◆ WHAT YOU WILL DO ◆
Print each line exactly as it is given.

◆ DATA PROVIDED ◆
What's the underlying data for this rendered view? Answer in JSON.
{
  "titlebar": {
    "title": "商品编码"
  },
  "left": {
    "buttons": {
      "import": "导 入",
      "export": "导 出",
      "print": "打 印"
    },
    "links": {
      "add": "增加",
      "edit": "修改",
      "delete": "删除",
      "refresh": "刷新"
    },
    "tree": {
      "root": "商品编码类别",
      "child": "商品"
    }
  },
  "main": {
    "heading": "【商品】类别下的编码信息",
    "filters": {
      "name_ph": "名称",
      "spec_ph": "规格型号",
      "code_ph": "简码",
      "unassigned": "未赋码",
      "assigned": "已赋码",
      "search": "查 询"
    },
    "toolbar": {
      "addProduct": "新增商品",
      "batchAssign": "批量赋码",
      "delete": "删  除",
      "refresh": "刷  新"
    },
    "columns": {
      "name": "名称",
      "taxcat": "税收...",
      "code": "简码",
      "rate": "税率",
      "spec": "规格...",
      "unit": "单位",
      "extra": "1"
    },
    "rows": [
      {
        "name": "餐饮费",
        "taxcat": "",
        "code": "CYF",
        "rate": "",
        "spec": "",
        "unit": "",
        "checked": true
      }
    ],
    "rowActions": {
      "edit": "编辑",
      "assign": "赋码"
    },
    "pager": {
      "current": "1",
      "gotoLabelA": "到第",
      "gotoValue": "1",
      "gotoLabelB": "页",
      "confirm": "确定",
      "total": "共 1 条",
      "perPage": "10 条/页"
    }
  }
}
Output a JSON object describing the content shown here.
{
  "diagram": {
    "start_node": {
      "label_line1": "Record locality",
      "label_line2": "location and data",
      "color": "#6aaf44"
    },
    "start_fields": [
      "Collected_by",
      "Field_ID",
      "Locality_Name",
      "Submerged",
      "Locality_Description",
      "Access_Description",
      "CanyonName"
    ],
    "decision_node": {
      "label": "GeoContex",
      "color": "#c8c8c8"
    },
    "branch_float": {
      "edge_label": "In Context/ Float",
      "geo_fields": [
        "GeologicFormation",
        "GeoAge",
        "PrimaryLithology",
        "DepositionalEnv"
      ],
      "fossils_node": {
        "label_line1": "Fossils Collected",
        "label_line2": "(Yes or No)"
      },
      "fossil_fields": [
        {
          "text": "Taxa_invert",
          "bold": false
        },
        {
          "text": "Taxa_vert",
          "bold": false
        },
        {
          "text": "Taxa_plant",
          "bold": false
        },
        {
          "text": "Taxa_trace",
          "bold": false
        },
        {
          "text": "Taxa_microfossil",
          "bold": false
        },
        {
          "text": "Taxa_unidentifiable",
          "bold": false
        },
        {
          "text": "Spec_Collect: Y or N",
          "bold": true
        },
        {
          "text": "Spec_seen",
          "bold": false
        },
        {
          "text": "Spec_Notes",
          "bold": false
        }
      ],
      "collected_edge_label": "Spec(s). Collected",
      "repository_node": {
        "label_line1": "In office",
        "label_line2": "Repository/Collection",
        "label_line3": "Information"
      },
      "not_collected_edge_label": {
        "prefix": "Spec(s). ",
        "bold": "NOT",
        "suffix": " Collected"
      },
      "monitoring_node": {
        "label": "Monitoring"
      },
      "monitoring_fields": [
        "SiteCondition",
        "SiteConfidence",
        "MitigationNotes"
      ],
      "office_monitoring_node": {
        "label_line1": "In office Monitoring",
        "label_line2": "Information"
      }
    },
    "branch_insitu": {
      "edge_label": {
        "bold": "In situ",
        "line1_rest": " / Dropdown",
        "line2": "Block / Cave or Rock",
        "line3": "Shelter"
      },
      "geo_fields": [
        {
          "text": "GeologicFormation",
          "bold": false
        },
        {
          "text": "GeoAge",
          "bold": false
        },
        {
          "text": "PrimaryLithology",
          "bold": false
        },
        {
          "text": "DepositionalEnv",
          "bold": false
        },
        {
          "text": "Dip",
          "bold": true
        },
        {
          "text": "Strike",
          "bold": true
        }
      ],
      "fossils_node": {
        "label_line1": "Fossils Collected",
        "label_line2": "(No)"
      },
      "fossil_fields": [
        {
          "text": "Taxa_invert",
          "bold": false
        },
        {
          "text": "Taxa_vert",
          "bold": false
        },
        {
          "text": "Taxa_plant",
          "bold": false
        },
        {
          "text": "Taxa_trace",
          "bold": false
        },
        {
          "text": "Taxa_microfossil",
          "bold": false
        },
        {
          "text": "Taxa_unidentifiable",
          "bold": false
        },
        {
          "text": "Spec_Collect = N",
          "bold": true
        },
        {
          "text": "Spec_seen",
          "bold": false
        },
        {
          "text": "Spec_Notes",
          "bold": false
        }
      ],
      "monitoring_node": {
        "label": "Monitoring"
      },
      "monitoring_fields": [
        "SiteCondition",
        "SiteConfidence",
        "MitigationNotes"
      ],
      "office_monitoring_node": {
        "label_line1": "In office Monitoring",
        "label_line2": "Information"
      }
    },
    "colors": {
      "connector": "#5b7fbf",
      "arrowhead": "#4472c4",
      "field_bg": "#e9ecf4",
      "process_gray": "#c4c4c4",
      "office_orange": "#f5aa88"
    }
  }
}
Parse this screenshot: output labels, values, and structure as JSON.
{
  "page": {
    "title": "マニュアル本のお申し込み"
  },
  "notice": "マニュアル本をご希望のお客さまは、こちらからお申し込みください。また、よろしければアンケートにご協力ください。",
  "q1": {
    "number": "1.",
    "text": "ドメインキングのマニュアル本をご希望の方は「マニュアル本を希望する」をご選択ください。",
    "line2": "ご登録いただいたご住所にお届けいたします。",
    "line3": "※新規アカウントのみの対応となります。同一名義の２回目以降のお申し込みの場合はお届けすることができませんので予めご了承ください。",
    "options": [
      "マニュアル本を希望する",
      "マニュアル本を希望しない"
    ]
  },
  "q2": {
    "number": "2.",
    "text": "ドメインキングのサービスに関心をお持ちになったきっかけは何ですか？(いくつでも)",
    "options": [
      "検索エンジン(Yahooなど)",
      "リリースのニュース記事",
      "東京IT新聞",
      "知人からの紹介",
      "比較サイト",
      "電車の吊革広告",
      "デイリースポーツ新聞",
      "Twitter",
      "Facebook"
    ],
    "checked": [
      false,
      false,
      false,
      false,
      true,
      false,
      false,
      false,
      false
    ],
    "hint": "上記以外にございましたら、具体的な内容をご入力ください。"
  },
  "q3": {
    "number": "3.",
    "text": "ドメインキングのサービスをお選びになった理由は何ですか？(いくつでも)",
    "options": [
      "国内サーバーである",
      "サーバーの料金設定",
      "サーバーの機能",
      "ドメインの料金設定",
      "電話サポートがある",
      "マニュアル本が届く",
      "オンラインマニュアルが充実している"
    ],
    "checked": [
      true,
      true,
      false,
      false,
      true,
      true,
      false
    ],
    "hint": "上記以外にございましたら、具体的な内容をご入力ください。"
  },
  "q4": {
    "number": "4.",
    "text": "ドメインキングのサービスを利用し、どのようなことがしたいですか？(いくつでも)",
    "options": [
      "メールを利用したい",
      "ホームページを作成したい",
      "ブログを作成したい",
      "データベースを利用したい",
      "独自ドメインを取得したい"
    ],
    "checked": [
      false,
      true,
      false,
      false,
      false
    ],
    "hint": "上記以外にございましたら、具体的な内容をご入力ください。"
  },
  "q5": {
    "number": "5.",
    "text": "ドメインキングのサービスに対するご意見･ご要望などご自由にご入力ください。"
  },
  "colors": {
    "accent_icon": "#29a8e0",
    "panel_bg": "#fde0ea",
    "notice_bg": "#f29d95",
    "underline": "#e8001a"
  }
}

◆ EXERCISE OUTPUT ◆
What's the underlying data for this rendered view? Answer in JSON.
{
  "titlebar": {
    "title": "商品编码"
  },
  "left": {
    "buttons": {
      "import": "导 入",
      "export": "导 出",
      "print": "打 印"
    },
    "links": {
      "add": "增加",
      "edit": "修改",
      "delete": "删除",
      "refresh": "刷新"
    },
    "tree": {
      "root": "商品编码类别",
      "child": "商品"
    }
  },
  "main": {
    "heading": "【商品】类别下的编码信息",
    "filters": {
      "name_ph": "名称",
      "spec_ph": "规格型号",
      "code_ph": "简码",
      "unassigned": "未赋码",
      "assigned": "已赋码",
      "search": "查 询"
    },
    "toolbar": {
      "addProduct": "新增商品",
      "batchAssign": "批量赋码",
      "delete": "删  除",
      "refresh": "刷  新"
    },
    "columns": {
      "name": "名称",
      "taxcat": "税收...",
      "code": "简码",
      "rate": "税率",
      "spec": "规格...",
      "unit": "单位",
      "extra": "1"
    },
    "rows": [
      {
        "name": "餐饮费",
        "taxcat": "",
        "code": "CYF",
        "rate": "",
        "spec": "",
        "unit": "",
        "checked": true
      }
    ],
    "rowActions": {
      "edit": "编辑",
      "assign": "赋码"
    },
    "pager": {
      "current": "1",
      "gotoLabelA": "到第",
      "gotoValue": "1",
      "gotoLabelB": "页",
      "confirm": "确定",
      "total": "共 1 条",
      "perPage": "10 条/页"
    }
  }
}
Output a JSON object describing the content shown here.
{
  "diagram": {
    "start_node": {
      "label_line1": "Record locality",
      "label_line2": "location and data",
      "color": "#6aaf44"
    },
    "start_fields": [
      "Collected_by",
      "Field_ID",
      "Locality_Name",
      "Submerged",
      "Locality_Description",
      "Access_Description",
      "CanyonName"
    ],
    "decision_node": {
      "label": "GeoContex",
      "color": "#c8c8c8"
    },
    "branch_float": {
      "edge_label": "In Context/ Float",
      "geo_fields": [
        "GeologicFormation",
        "GeoAge",
        "PrimaryLithology",
        "DepositionalEnv"
      ],
      "fossils_node": {
        "label_line1": "Fossils Collected",
        "label_line2": "(Yes or No)"
      },
      "fossil_fields": [
        {
          "text": "Taxa_invert",
          "bold": false
        },
        {
          "text": "Taxa_vert",
          "bold": false
        },
        {
          "text": "Taxa_plant",
          "bold": false
        },
        {
          "text": "Taxa_trace",
          "bold": false
        },
        {
          "text": "Taxa_microfossil",
          "bold": false
        },
        {
          "text": "Taxa_unidentifiable",
          "bold": false
        },
        {
          "text": "Spec_Collect: Y or N",
          "bold": true
        },
        {
          "text": "Spec_seen",
          "bold": false
        },
        {
          "text": "Spec_Notes",
          "bold": false
        }
      ],
      "collected_edge_label": "Spec(s). Collected",
      "repository_node": {
        "label_line1": "In office",
        "label_line2": "Repository/Collection",
        "label_line3": "Information"
      },
      "not_collected_edge_label": {
        "prefix": "Spec(s). ",
        "bold": "NOT",
        "suffix": " Collected"
      },
      "monitoring_node": {
        "label": "Monitoring"
      },
      "monitoring_fields": [
        "SiteCondition",
        "SiteConfidence",
        "MitigationNotes"
      ],
      "office_monitoring_node": {
        "label_line1": "In office Monitoring",
        "label_line2": "Information"
      }
    },
    "branch_insitu": {
      "edge_label": {
        "bold": "In situ",
        "line1_rest": " / Dropdown",
        "line2": "Block / Cave or Rock",
        "line3": "Shelter"
      },
      "geo_fields": [
        {
          "text": "GeologicFormation",
          "bold": false
        },
        {
          "text": "GeoAge",
          "bold": false
        },
        {
          "text": "PrimaryLithology",
          "bold": false
        },
        {
          "text": "DepositionalEnv",
          "bold": false
        },
        {
          "text": "Dip",
          "bold": true
        },
        {
          "text": "Strike",
          "bold": true
        }
      ],
      "fossils_node": {
        "label_line1": "Fossils Collected",
        "label_line2": "(No)"
      },
      "fossil_fields": [
        {
          "text": "Taxa_invert",
          "bold": false
        },
        {
          "text": "Taxa_vert",
          "bold": false
        },
        {
          "text": "Taxa_plant",
          "bold": false
        },
        {
          "text": "Taxa_trace",
          "bold": false
        },
        {
          "text": "Taxa_microfossil",
          "bold": false
        },
        {
          "text": "Taxa_unidentifiable",
          "bold": false
        },
        {
          "text": "Spec_Collect = N",
          "bold": true
        },
        {
          "text": "Spec_seen",
          "bold": false
        },
        {
          "text": "Spec_Notes",
          "bold": false
        }
      ],
      "monitoring_node": {
        "label": "Monitoring"
      },
      "monitoring_fields": [
        "SiteCondition",
        "SiteConfidence",
        "MitigationNotes"
      ],
      "office_monitoring_node": {
        "label_line1": "In office Monitoring",
        "label_line2": "Information"
      }
    },
    "colors": {
      "connector": "#5b7fbf",
      "arrowhead": "#4472c4",
      "field_bg": "#e9ecf4",
      "process_gray": "#c4c4c4",
      "office_orange": "#f5aa88"
    }
  }
}
Parse this screenshot: output labels, values, and structure as JSON.
{
  "page": {
    "title": "マニュアル本のお申し込み"
  },
  "notice": "マニュアル本をご希望のお客さまは、こちらからお申し込みください。また、よろしければアンケートにご協力ください。",
  "q1": {
    "number": "1.",
    "text": "ドメインキングのマニュアル本をご希望の方は「マニュアル本を希望する」をご選択ください。",
    "line2": "ご登録いただいたご住所にお届けいたします。",
    "line3": "※新規アカウントのみの対応となります。同一名義の２回目以降のお申し込みの場合はお届けすることができませんので予めご了承ください。",
    "options": [
      "マニュアル本を希望する",
      "マニュアル本を希望しない"
    ]
  },
  "q2": {
    "number": "2.",
    "text": "ドメインキングのサービスに関心をお持ちになったきっかけは何ですか？(いくつでも)",
    "options": [
      "検索エンジン(Yahooなど)",
      "リリースのニュース記事",
      "東京IT新聞",
      "知人からの紹介",
      "比較サイト",
      "電車の吊革広告",
      "デイリースポーツ新聞",
      "Twitter",
      "Facebook"
    ],
    "checked": [
      false,
      false,
      false,
      false,
      true,
      false,
      false,
      false,
      false
    ],
    "hint": "上記以外にございましたら、具体的な内容をご入力ください。"
  },
  "q3": {
    "number": "3.",
    "text": "ドメインキングのサービスをお選びになった理由は何ですか？(いくつでも)",
    "options": [
      "国内サーバーである",
      "サーバーの料金設定",
      "サーバーの機能",
      "ドメインの料金設定",
      "電話サポートがある",
      "マニュアル本が届く",
      "オンラインマニュアルが充実している"
    ],
    "checked": [
      true,
      true,
      false,
      false,
      true,
      true,
      false
    ],
    "hint": "上記以外にございましたら、具体的な内容をご入力ください。"
  },
  "q4": {
    "number": "4.",
    "text": "ドメインキングのサービスを利用し、どのようなことがしたいですか？(いくつでも)",
    "options": [
      "メールを利用したい",
      "ホームページを作成したい",
      "ブログを作成したい",
      "データベースを利用したい",
      "独自ドメインを取得したい"
    ],
    "checked": [
      false,
      true,
      false,
      false,
      false
    ],
    "hint": "上記以外にございましたら、具体的な内容をご入力ください。"
  },
  "q5": {
    "number": "5.",
    "text": "ドメインキングのサービスに対するご意見･ご要望などご自由にご入力ください。"
  },
  "colors": {
    "accent_icon": "#29a8e0",
    "panel_bg": "#fde0ea",
    "notice_bg": "#f29d95",
    "underline": "#e8001a"
  }
}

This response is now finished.